» **Your instructions**
Write the material out again in full, exactly.

——————

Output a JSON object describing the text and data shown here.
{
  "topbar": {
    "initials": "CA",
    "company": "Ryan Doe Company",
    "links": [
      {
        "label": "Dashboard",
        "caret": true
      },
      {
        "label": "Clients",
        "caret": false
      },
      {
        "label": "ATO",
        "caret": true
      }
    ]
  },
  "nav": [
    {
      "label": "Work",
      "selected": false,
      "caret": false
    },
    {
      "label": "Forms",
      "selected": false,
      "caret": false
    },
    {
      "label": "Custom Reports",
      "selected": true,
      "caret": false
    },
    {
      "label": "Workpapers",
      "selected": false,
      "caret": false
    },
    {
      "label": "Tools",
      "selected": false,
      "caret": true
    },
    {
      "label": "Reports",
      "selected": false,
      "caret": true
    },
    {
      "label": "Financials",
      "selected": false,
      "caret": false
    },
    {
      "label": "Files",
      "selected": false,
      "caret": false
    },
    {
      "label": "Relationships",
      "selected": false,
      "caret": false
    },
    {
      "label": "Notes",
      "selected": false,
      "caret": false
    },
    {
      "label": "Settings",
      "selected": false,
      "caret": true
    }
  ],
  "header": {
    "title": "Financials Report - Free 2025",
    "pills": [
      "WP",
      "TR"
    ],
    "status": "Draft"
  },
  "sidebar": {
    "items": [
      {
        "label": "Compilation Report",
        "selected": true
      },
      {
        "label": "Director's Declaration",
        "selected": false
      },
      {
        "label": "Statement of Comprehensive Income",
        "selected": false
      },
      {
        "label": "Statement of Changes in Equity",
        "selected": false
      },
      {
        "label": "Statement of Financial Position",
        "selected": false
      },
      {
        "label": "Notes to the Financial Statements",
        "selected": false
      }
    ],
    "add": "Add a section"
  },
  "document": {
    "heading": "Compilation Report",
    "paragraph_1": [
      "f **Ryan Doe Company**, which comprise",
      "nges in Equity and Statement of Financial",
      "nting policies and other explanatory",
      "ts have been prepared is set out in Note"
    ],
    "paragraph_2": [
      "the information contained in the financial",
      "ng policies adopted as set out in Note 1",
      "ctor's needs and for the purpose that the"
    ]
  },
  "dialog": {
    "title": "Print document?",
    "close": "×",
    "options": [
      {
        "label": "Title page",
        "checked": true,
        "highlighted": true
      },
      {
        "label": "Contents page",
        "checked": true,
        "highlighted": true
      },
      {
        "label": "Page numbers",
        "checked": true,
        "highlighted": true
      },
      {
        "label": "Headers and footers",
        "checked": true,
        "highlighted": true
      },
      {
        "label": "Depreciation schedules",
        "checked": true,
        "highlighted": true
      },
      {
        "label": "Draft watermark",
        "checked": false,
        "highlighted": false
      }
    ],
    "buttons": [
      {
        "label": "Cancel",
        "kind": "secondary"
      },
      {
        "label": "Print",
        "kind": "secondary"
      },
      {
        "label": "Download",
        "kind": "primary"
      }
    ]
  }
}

——————

» **Exercise solution**
Output a JSON object describing the text and data shown here.
{
  "topbar": {
    "initials": "CA",
    "company": "Ryan Doe Company",
    "links": [
      {
        "label": "Dashboard",
        "caret": true
      },
      {
        "label": "Clients",
        "caret": false
      },
      {
        "label": "ATO",
        "caret": true
      }
    ]
  },
  "nav": [
    {
      "label": "Work",
      "selected": false,
      "caret": false
    },
    {
      "label": "Forms",
      "selected": false,
      "caret": false
    },
    {
      "label": "Custom Reports",
      "selected": true,
      "caret": false
    },
    {
      "label": "Workpapers",
      "selected": false,
      "caret": false
    },
    {
      "label": "Tools",
      "selected": false,
      "caret": true
    },
    {
      "label": "Reports",
      "selected": false,
      "caret": true
    },
    {
      "label": "Financials",
      "selected": false,
      "caret": false
    },
    {
      "label": "Files",
      "selected": false,
      "caret": false
    },
    {
      "label": "Relationships",
      "selected": false,
      "caret": false
    },
    {
      "label": "Notes",
      "selected": false,
      "caret": false
    },
    {
      "label": "Settings",
      "selected": false,
      "caret": true
    }
  ],
  "header": {
    "title": "Financials Report - Free 2025",
    "pills": [
      "WP",
      "TR"
    ],
    "status": "Draft"
  },
  "sidebar": {
    "items": [
      {
        "label": "Compilation Report",
        "selected": true
      },
      {
        "label": "Director's Declaration",
        "selected": false
      },
      {
        "label": "Statement of Comprehensive Income",
        "selected": false
      },
      {
        "label": "Statement of Changes in Equity",
        "selected": false
      },
      {
        "label": "Statement of Financial Position",
        "selected": false
      },
      {
        "label": "Notes to the Financial Statements",
        "selected": false
      }
    ],
    "add": "Add a section"
  },
  "document": {
    "heading": "Compilation Report",
    "paragraph_1": [
      "f **Ryan Doe Company**, which comprise",
      "nges in Equity and Statement of Financial",
      "nting policies and other explanatory",
      "ts have been prepared is set out in Note"
    ],
    "paragraph_2": [
      "the information contained in the financial",
      "ng policies adopted as set out in Note 1",
      "ctor's needs and for the purpose that the"
    ]
  },
  "dialog": {
    "title": "Print document?",
    "close": "×",
    "options": [
      {
        "label": "Title page",
        "checked": true,
        "highlighted": true
      },
      {
        "label": "Contents page",
        "checked": true,
        "highlighted": true
      },
      {
        "label": "Page numbers",
        "checked": true,
        "highlighted": true
      },
      {
        "label": "Headers and footers",
        "checked": true,
        "highlighted": true
      },
      {
        "label": "Depreciation schedules",
        "checked": true,
        "highlighted": true
      },
      {
        "label": "Draft watermark",
        "checked": false,
        "highlighted": false
      }
    ],
    "buttons": [
      {
        "label": "Cancel",
        "kind": "secondary"
      },
      {
        "label": "Print",
        "kind": "secondary"
      },
      {
        "label": "Download",
        "kind": "primary"
      }
    ]
  }
}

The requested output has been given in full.